Using the data below, determine the number of lines that include the string "соответствии". Write only that number.

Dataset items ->
------------------------

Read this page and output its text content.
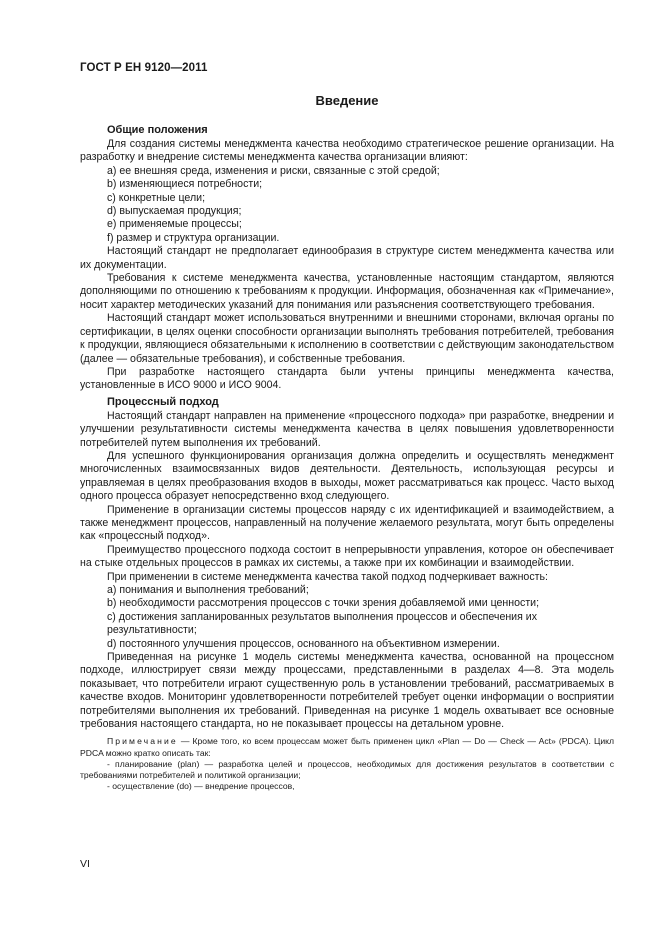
ГОСТ Р ЕН 9120—2011
Введение
Общие положения

Для создания системы менеджмента качества необходимо стратегическое решение организации. На разработку и внедрение системы менеджмента качества организации влияют:

a) ее внешняя среда, изменения и риски, связанные с этой средой;
b) изменяющиеся потребности;
c) конкретные цели;
d) выпускаемая продукция;
e) применяемые процессы;
f) размер и структура организации.

Настоящий стандарт не предполагает единообразия в структуре систем менеджмента качества или их документации.

Требования к системе менеджмента качества, установленные настоящим стандартом, являются дополняющими по отношению к требованиям к продукции. Информация, обозначенная как «Примечание», носит характер методических указаний для понимания или разъяснения соответствующего требования.

Настоящий стандарт может использоваться внутренними и внешними сторонами, включая органы по сертификации, в целях оценки способности организации выполнять требования потребителей, требования к продукции, являющиеся обязательными к исполнению в соответствии с действующим законодательством (далее — обязательные требования), и собственные требования.

При разработке настоящего стандарта были учтены принципы менеджмента качества, установленные в ИСО 9000 и ИСО 9004.

Процессный подход

Настоящий стандарт направлен на применение «процессного подхода» при разработке, внедрении и улучшении результативности системы менеджмента качества в целях повышения удовлетворенности потребителей путем выполнения их требований.

Для успешного функционирования организация должна определить и осуществлять менеджмент многочисленных взаимосвязанных видов деятельности. Деятельность, использующая ресурсы и управляемая в целях преобразования входов в выходы, может рассматриваться как процесс. Часто выход одного процесса образует непосредственно вход следующего.

Применение в организации системы процессов наряду с их идентификацией и взаимодействием, а также менеджмент процессов, направленный на получение желаемого результата, могут быть определены как «процессный подход».

Преимущество процессного подхода состоит в непрерывности управления, которое он обеспечивает на стыке отдельных процессов в рамках их системы, а также при их комбинации и взаимодействии.

При применении в системе менеджмента качества такой подход подчеркивает важность:

a) понимания и выполнения требований;
b) необходимости рассмотрения процессов с точки зрения добавляемой ими ценности;
c) достижения запланированных результатов выполнения процессов и обеспечения их результативности;
d) постоянного улучшения процессов, основанного на объективном измерении.

Приведенная на рисунке 1 модель системы менеджмента качества, основанной на процессном подходе, иллюстрирует связи между процессами, представленными в разделах 4—8. Эта модель показывает, что потребители играют существенную роль в установлении требований, рассматриваемых в качестве входов. Мониторинг удовлетворенности потребителей требует оценки информации о восприятии потребителями выполнения их требований. Приведенная на рисунке 1 модель охватывает все основные требования настоящего стандарта, но не показывает процессы на детальном уровне.

Примечание — Кроме того, ко всем процессам может быть применен цикл «Plan — Do — Check — Act» (PDCA). Цикл PDCA можно кратко описать так:

- планирование (plan) — разработка целей и процессов, необходимых для достижения результатов в соответствии с требованиями потребителей и политикой организации;

- осуществление (do) — внедрение процессов,

VI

------------------------

Exercise answer ->
2